# Recognizing Brand & Models

In [1]:
import pandas as pd

In [2]:
models = pd.read_csv('models.csv', header = None, names = ['Brand', 'Model'])

**Delete Duplicates**

In [3]:
models['Brand'] = models['Brand'].str.lower()
models['Model'] = models['Model'].str.lower()
models['Combined'] = (models['Brand'] + ' ' + models['Model'])
models['Combined'] = models['Combined'].str.replace('[\s\-,._]', '', regex = True)

unique_model = models.drop_duplicates(subset = 'Combined')
unique_model = unique_model.drop(columns = ['Combined'])

**Check Brand list**

In [4]:
brand = unique_model['Brand'].unique().tolist()
print(brand)

['acura', 'audi', 'bmw', 'buick', 'cadillac', 'car', 'chevrolet', 'chrysler', 'dodge', 'ford', 'honda', 'hyndai kia', 'hyundai', 'hyundai,', 'infiniti', 'kia', 'lincoln', 'mazda', 'mercedes', 'mercury', 'mitsubishi', 'nissan', 'nissan.', 'pontiac', 'problem', 'saturn', 'seat', 'sedan', 'subaru', 'suzuki', 'toyata', 'toyota', 'volkswagen', 'volkwagen', 'volvo']


**Notice weird brands:**

- _hyundai kia_, _car_, _problem_, _seat_ should be deleted
- _hyndai kia_ should be _hyundai_
- _hyundai,_ and _nissan._ should not have ',' and '.'.
- _toyata_ should be _toyota_
- _volkwagen_ should be _volkswagen_

In [5]:
new_model = unique_model[~unique_model['Brand'].isin(['hyundai kia', 'car', 'problem', 'seat'])]

new_model.loc[new_model['Brand'].str.contains('hyundai') & ~ new_model['Brand'].eq('hyundai'), 'Brand'] = 'hyundai'
new_model.loc[new_model['Brand'].str.contains('kia') & ~ new_model['Brand'].eq('kia'), 'Brand'] = 'kia'
new_model.loc[new_model['Brand'].str.contains('nissan') & ~ new_model['Brand'].eq('nissan'), 'Brand'] = 'nissan'
new_model.loc[new_model['Brand'].eq('toyata'), 'Brand'] = 'toyota'
new_model.loc[new_model['Brand'].eq('volkwagen'), 'Brand'] = 'volkswagen'

A value is trying to be set on a copy of a slice from a DataFrame

See the caveats in the documentation: https://pandas.pydata.org/pandas-docs/stable/user_guide/indexing.html#returning-a-view-versus-a-copy
  new_model.loc[new_model['Brand'].str.contains('hyundai') & ~ new_model['Brand'].eq('hyundai'), 'Brand'] = 'hyundai'
A value is trying to be set on a copy of a slice from a DataFrame

See the caveats in the documentation: https://pandas.pydata.org/pandas-docs/stable/user_guide/indexing.html#returning-a-view-versus-a-copy
  new_model.loc[new_model['Brand'].str.contains('kia') & ~ new_model['Brand'].eq('kia'), 'Brand'] = 'kia'
A value is trying to be set on a copy of a slice from a DataFrame

See the caveats in the documentation: https://pandas.pydata.org/pandas-docs/stable/user_guide/indexing.html#returning-a-view-versus-a-copy
  new_model.loc[new_model['Brand'].str.contains('nissan') & ~ new_model['Brand'].eq('nissan'), 'Brand'] = 'nissan'
A value is trying to be set on a copy of a 

**Delete Dup Again**

In [6]:
new_model['Combined'] = (new_model['Brand'] + ' ' + new_model['Model'])

■ Material supplied
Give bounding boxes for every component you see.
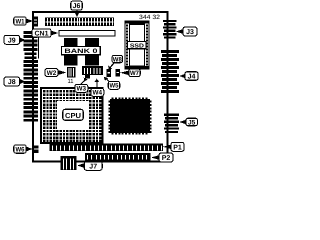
svg-text:BANK 0: BANK 0	[64, 48, 98, 55]
svg-text:W5: W5	[110, 83, 119, 90]
svg-text:J3: J3	[186, 29, 194, 36]
svg-text:11: 11	[68, 78, 75, 85]
svg-text:W7: W7	[130, 70, 139, 77]
svg-text:W6: W6	[16, 146, 25, 153]
svg-text:P2: P2	[162, 155, 171, 162]
svg-text:344 32: 344 32	[139, 14, 161, 21]
svg-text:J4: J4	[188, 74, 196, 81]
svg-text:J7: J7	[89, 164, 97, 171]
svg-text:W3: W3	[77, 86, 87, 93]
svg-text:CN1: CN1	[35, 30, 49, 37]
svg-text:J8: J8	[8, 79, 16, 86]
svg-text:W8: W8	[113, 56, 122, 63]
svg-text:P1: P1	[173, 144, 182, 151]
svg-text:W1: W1	[16, 18, 25, 25]
svg-text:W4: W4	[93, 90, 103, 97]
svg-text:J5: J5	[188, 119, 196, 126]
svg-text:CPU: CPU	[65, 111, 81, 120]
svg-text:J9: J9	[8, 37, 16, 44]
svg-text:J6: J6	[73, 3, 81, 10]
svg-text:W2: W2	[47, 70, 57, 77]
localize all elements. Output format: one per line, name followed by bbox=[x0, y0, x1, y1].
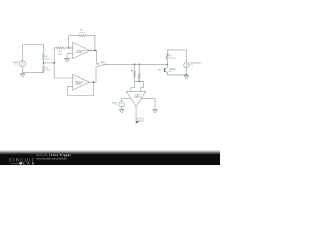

■ Task
Decide whether each statement agrees with the notebook on recognizing brands and models, answering yes or no and quoting the words of the notebook that settle it.
1. The brand and model values are converted to lowercase before duplicates are removed.
2. The misspelled brand "toyata" is to be replaced with "toyota".
3. The CSV file is read with its first row used as column headers.

■ Solution to this exercise
1. Yes: "models['Brand'] = models['Brand'].str.lower()"
2. Yes: "_toyata_ should be _toyota_"
3. No: "header = None"